----- Dataset extract
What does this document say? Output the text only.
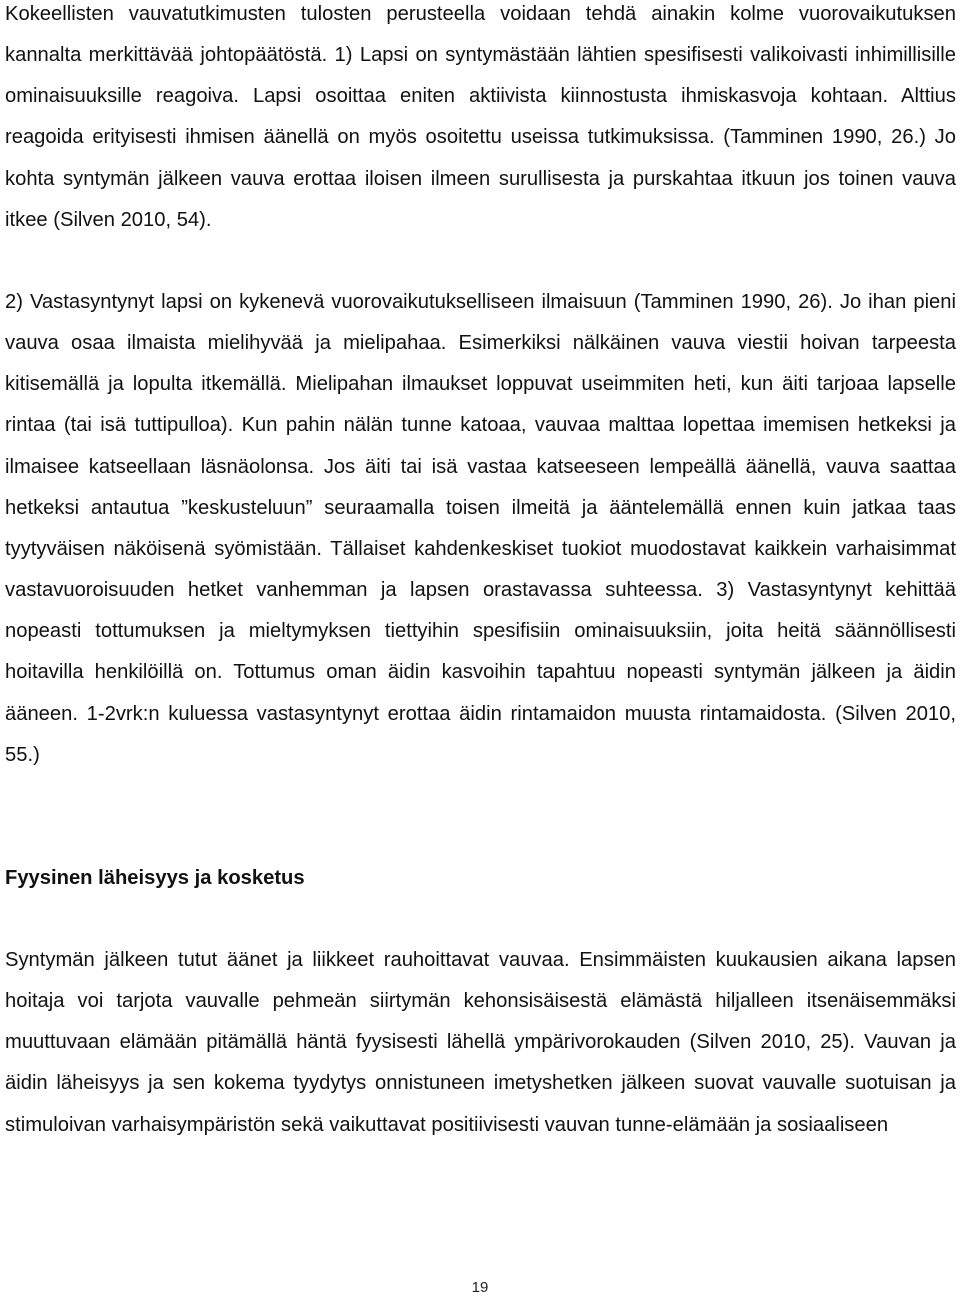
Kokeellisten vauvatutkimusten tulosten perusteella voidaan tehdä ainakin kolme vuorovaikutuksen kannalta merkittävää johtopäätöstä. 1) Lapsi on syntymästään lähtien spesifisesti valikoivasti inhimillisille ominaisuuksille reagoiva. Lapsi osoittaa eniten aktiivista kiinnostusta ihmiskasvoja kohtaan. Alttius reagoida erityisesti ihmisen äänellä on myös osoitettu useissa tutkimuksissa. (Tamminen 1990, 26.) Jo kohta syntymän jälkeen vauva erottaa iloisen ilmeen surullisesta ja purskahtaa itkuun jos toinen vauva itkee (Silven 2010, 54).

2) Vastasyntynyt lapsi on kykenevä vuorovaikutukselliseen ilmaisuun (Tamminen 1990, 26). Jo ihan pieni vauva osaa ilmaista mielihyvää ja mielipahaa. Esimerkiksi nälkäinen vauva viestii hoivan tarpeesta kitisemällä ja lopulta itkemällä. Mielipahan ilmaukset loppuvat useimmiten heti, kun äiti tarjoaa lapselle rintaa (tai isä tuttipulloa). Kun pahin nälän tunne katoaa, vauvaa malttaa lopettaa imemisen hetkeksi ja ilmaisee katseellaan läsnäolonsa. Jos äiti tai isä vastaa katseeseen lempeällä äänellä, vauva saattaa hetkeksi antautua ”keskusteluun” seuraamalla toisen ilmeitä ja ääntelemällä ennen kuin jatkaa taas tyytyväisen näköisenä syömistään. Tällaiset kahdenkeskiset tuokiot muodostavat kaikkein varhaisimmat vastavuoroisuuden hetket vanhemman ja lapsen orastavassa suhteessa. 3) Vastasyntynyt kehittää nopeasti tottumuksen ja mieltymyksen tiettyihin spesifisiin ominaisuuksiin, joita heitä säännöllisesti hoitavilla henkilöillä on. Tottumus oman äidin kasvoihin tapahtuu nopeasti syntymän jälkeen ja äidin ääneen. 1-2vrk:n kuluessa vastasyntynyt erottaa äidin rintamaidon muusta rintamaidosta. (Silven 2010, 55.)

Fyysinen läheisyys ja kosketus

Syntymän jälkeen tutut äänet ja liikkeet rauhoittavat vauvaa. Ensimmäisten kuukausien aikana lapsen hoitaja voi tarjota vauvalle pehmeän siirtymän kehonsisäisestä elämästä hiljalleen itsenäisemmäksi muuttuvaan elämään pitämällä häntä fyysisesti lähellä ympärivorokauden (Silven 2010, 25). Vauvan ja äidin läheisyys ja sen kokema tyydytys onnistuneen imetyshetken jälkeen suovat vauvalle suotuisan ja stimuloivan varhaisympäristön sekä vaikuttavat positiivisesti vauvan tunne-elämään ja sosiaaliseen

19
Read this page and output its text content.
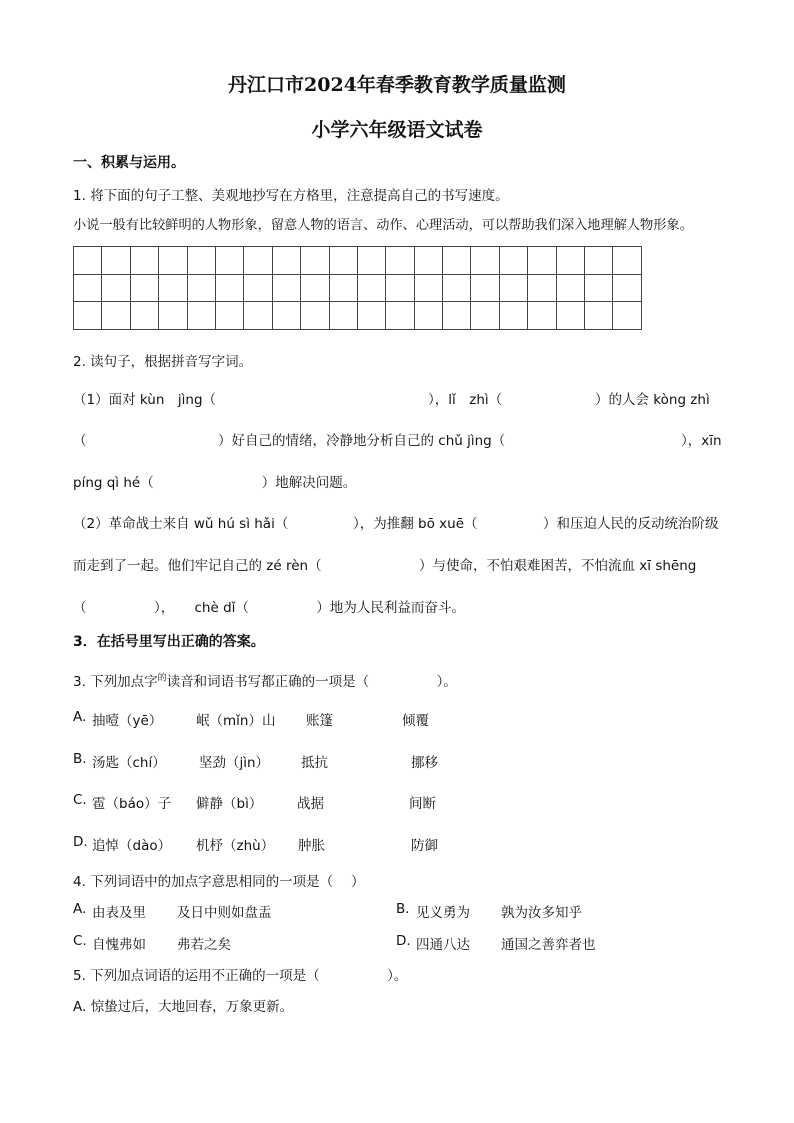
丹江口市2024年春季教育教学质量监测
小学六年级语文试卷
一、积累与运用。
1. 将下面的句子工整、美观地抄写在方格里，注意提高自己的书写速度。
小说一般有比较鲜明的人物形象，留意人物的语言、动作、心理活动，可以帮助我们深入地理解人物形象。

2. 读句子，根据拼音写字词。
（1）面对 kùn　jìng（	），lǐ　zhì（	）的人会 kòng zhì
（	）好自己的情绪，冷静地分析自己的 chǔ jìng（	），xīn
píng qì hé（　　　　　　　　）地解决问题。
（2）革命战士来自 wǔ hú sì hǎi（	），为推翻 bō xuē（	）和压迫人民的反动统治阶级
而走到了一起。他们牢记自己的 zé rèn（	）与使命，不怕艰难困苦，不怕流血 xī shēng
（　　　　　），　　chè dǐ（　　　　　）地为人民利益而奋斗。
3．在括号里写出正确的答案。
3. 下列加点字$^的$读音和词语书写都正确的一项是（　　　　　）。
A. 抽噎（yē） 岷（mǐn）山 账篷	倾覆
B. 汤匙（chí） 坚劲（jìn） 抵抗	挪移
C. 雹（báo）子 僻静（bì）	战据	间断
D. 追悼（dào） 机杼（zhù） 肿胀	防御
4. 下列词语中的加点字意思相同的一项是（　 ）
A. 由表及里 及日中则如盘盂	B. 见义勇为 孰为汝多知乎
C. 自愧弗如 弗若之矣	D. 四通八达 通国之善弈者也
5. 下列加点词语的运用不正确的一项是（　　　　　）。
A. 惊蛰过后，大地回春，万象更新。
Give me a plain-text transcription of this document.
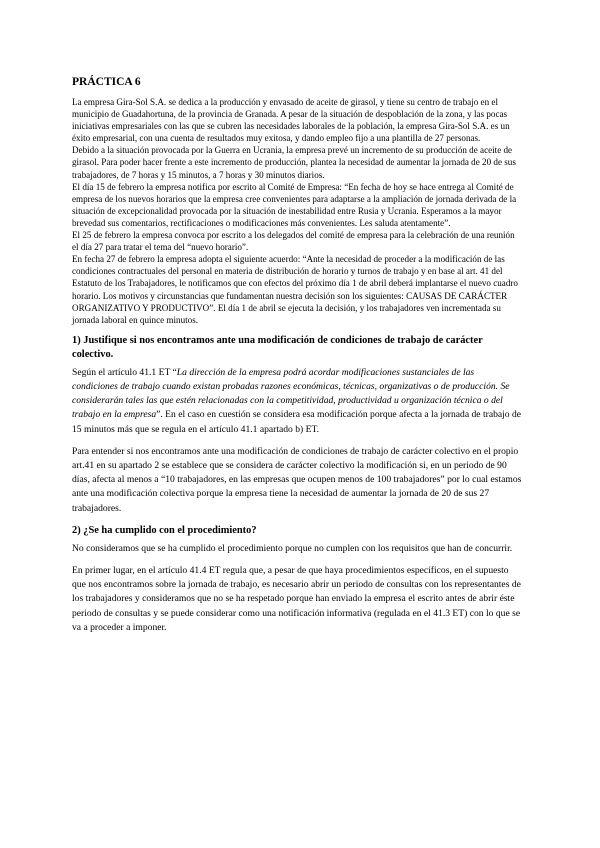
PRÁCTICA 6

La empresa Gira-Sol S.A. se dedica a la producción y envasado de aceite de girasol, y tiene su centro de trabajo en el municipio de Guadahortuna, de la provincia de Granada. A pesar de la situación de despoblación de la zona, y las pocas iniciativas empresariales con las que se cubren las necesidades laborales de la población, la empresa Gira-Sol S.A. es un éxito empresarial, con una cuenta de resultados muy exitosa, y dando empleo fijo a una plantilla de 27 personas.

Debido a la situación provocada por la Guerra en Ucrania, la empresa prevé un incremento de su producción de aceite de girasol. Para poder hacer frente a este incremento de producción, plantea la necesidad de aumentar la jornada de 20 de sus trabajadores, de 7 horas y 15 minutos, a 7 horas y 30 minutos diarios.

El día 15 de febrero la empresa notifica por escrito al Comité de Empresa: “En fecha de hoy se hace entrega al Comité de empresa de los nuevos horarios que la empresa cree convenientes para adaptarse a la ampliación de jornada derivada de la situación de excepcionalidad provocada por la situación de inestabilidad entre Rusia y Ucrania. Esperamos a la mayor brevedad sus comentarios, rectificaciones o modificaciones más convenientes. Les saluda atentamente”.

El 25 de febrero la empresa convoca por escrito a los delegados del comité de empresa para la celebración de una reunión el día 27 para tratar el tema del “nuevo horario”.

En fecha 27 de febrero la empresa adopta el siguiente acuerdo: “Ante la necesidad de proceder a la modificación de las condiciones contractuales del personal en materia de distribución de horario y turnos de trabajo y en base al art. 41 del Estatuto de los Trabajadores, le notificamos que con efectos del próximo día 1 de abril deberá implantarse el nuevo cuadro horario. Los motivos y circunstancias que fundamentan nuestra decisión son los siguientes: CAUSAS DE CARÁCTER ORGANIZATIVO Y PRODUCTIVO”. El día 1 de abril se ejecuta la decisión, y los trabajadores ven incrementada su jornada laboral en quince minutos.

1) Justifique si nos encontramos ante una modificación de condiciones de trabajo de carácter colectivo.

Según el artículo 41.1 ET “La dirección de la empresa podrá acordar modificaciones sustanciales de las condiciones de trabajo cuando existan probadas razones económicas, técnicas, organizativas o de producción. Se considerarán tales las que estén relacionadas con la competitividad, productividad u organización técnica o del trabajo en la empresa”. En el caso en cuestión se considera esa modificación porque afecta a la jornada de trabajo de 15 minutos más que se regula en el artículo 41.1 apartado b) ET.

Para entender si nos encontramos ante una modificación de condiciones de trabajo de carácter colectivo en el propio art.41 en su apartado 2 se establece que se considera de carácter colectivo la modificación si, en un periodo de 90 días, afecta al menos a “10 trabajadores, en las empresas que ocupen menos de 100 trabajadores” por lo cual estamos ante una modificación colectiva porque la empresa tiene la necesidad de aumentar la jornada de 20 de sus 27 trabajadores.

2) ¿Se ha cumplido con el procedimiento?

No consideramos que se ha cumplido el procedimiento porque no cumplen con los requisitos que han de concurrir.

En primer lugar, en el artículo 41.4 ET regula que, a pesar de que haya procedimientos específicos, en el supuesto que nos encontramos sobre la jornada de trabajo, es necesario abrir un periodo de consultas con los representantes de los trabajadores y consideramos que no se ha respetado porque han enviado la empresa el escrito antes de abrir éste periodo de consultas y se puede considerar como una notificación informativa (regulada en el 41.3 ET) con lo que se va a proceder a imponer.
----------
Set task
Print the records word for word and exclude any picture they hold.

Solution for this task
What does this document say? Output the text only.
Kokeellisten vauvatutkimusten tulosten perusteella voidaan tehdä ainakin kolme vuorovaikutuksen kannalta merkittävää johtopäätöstä. 1) Lapsi on syntymästään lähtien spesifisesti valikoivasti inhimillisille ominaisuuksille reagoiva. Lapsi osoittaa eniten aktiivista kiinnostusta ihmiskasvoja kohtaan. Alttius reagoida erityisesti ihmisen äänellä on myös osoitettu useissa tutkimuksissa. (Tamminen 1990, 26.) Jo kohta syntymän jälkeen vauva erottaa iloisen ilmeen surullisesta ja purskahtaa itkuun jos toinen vauva itkee (Silven 2010, 54).

2) Vastasyntynyt lapsi on kykenevä vuorovaikutukselliseen ilmaisuun (Tamminen 1990, 26). Jo ihan pieni vauva osaa ilmaista mielihyvää ja mielipahaa. Esimerkiksi nälkäinen vauva viestii hoivan tarpeesta kitisemällä ja lopulta itkemällä. Mielipahan ilmaukset loppuvat useimmiten heti, kun äiti tarjoaa lapselle rintaa (tai isä tuttipulloa). Kun pahin nälän tunne katoaa, vauvaa malttaa lopettaa imemisen hetkeksi ja ilmaisee katseellaan läsnäolonsa. Jos äiti tai isä vastaa katseeseen lempeällä äänellä, vauva saattaa hetkeksi antautua ”keskusteluun” seuraamalla toisen ilmeitä ja ääntelemällä ennen kuin jatkaa taas tyytyväisen näköisenä syömistään. Tällaiset kahdenkeskiset tuokiot muodostavat kaikkein varhaisimmat vastavuoroisuuden hetket vanhemman ja lapsen orastavassa suhteessa. 3) Vastasyntynyt kehittää nopeasti tottumuksen ja mieltymyksen tiettyihin spesifisiin ominaisuuksiin, joita heitä säännöllisesti hoitavilla henkilöillä on. Tottumus oman äidin kasvoihin tapahtuu nopeasti syntymän jälkeen ja äidin ääneen. 1-2vrk:n kuluessa vastasyntynyt erottaa äidin rintamaidon muusta rintamaidosta. (Silven 2010, 55.)

Fyysinen läheisyys ja kosketus

Syntymän jälkeen tutut äänet ja liikkeet rauhoittavat vauvaa. Ensimmäisten kuukausien aikana lapsen hoitaja voi tarjota vauvalle pehmeän siirtymän kehonsisäisestä elämästä hiljalleen itsenäisemmäksi muuttuvaan elämään pitämällä häntä fyysisesti lähellä ympärivorokauden (Silven 2010, 25). Vauvan ja äidin läheisyys ja sen kokema tyydytys onnistuneen imetyshetken jälkeen suovat vauvalle suotuisan ja stimuloivan varhaisympäristön sekä vaikuttavat positiivisesti vauvan tunne-elämään ja sosiaaliseen

19
Read this page and output its text content.
丹江口市2024年春季教育教学质量监测
小学六年级语文试卷
一、积累与运用。
1. 将下面的句子工整、美观地抄写在方格里，注意提高自己的书写速度。
小说一般有比较鲜明的人物形象，留意人物的语言、动作、心理活动，可以帮助我们深入地理解人物形象。

2. 读句子，根据拼音写字词。
（1）面对 kùn　jìng（	），lǐ　zhì（	）的人会 kòng zhì
（	）好自己的情绪，冷静地分析自己的 chǔ jìng（	），xīn
píng qì hé（　　　　　　　　）地解决问题。
（2）革命战士来自 wǔ hú sì hǎi（	），为推翻 bō xuē（	）和压迫人民的反动统治阶级
而走到了一起。他们牢记自己的 zé rèn（	）与使命，不怕艰难困苦，不怕流血 xī shēng
（　　　　　），　　chè dǐ（　　　　　）地为人民利益而奋斗。
3．在括号里写出正确的答案。
3. 下列加点字$^的$读音和词语书写都正确的一项是（　　　　　）。
A. 抽噎（yē） 岷（mǐn）山 账篷	倾覆
B. 汤匙（chí） 坚劲（jìn） 抵抗	挪移
C. 雹（báo）子 僻静（bì）	战据	间断
D. 追悼（dào） 机杼（zhù） 肿胀	防御
4. 下列词语中的加点字意思相同的一项是（　 ）
A. 由表及里 及日中则如盘盂	B. 见义勇为 孰为汝多知乎
C. 自愧弗如 弗若之矣	D. 四通八达 通国之善弈者也
5. 下列加点词语的运用不正确的一项是（　　　　　）。
A. 惊蛰过后，大地回春，万象更新。
Give me a plain-text transcription of this document.
PRÁCTICA 6

La empresa Gira-Sol S.A. se dedica a la producción y envasado de aceite de girasol, y tiene su centro de trabajo en el municipio de Guadahortuna, de la provincia de Granada. A pesar de la situación de despoblación de la zona, y las pocas iniciativas empresariales con las que se cubren las necesidades laborales de la población, la empresa Gira-Sol S.A. es un éxito empresarial, con una cuenta de resultados muy exitosa, y dando empleo fijo a una plantilla de 27 personas.

Debido a la situación provocada por la Guerra en Ucrania, la empresa prevé un incremento de su producción de aceite de girasol. Para poder hacer frente a este incremento de producción, plantea la necesidad de aumentar la jornada de 20 de sus trabajadores, de 7 horas y 15 minutos, a 7 horas y 30 minutos diarios.

El día 15 de febrero la empresa notifica por escrito al Comité de Empresa: “En fecha de hoy se hace entrega al Comité de empresa de los nuevos horarios que la empresa cree convenientes para adaptarse a la ampliación de jornada derivada de la situación de excepcionalidad provocada por la situación de inestabilidad entre Rusia y Ucrania. Esperamos a la mayor brevedad sus comentarios, rectificaciones o modificaciones más convenientes. Les saluda atentamente”.

El 25 de febrero la empresa convoca por escrito a los delegados del comité de empresa para la celebración de una reunión el día 27 para tratar el tema del “nuevo horario”.

En fecha 27 de febrero la empresa adopta el siguiente acuerdo: “Ante la necesidad de proceder a la modificación de las condiciones contractuales del personal en materia de distribución de horario y turnos de trabajo y en base al art. 41 del Estatuto de los Trabajadores, le notificamos que con efectos del próximo día 1 de abril deberá implantarse el nuevo cuadro horario. Los motivos y circunstancias que fundamentan nuestra decisión son los siguientes: CAUSAS DE CARÁCTER ORGANIZATIVO Y PRODUCTIVO”. El día 1 de abril se ejecuta la decisión, y los trabajadores ven incrementada su jornada laboral en quince minutos.

1) Justifique si nos encontramos ante una modificación de condiciones de trabajo de carácter colectivo.

Según el artículo 41.1 ET “La dirección de la empresa podrá acordar modificaciones sustanciales de las condiciones de trabajo cuando existan probadas razones económicas, técnicas, organizativas o de producción. Se considerarán tales las que estén relacionadas con la competitividad, productividad u organización técnica o del trabajo en la empresa”. En el caso en cuestión se considera esa modificación porque afecta a la jornada de trabajo de 15 minutos más que se regula en el artículo 41.1 apartado b) ET.

Para entender si nos encontramos ante una modificación de condiciones de trabajo de carácter colectivo en el propio art.41 en su apartado 2 se establece que se considera de carácter colectivo la modificación si, en un periodo de 90 días, afecta al menos a “10 trabajadores, en las empresas que ocupen menos de 100 trabajadores” por lo cual estamos ante una modificación colectiva porque la empresa tiene la necesidad de aumentar la jornada de 20 de sus 27 trabajadores.

2) ¿Se ha cumplido con el procedimiento?

No consideramos que se ha cumplido el procedimiento porque no cumplen con los requisitos que han de concurrir.

En primer lugar, en el artículo 41.4 ET regula que, a pesar de que haya procedimientos específicos, en el supuesto que nos encontramos sobre la jornada de trabajo, es necesario abrir un periodo de consultas con los representantes de los trabajadores y consideramos que no se ha respetado porque han enviado la empresa el escrito antes de abrir éste periodo de consultas y se puede considerar como una notificación informativa (regulada en el 41.3 ET) con lo que se va a proceder a imponer.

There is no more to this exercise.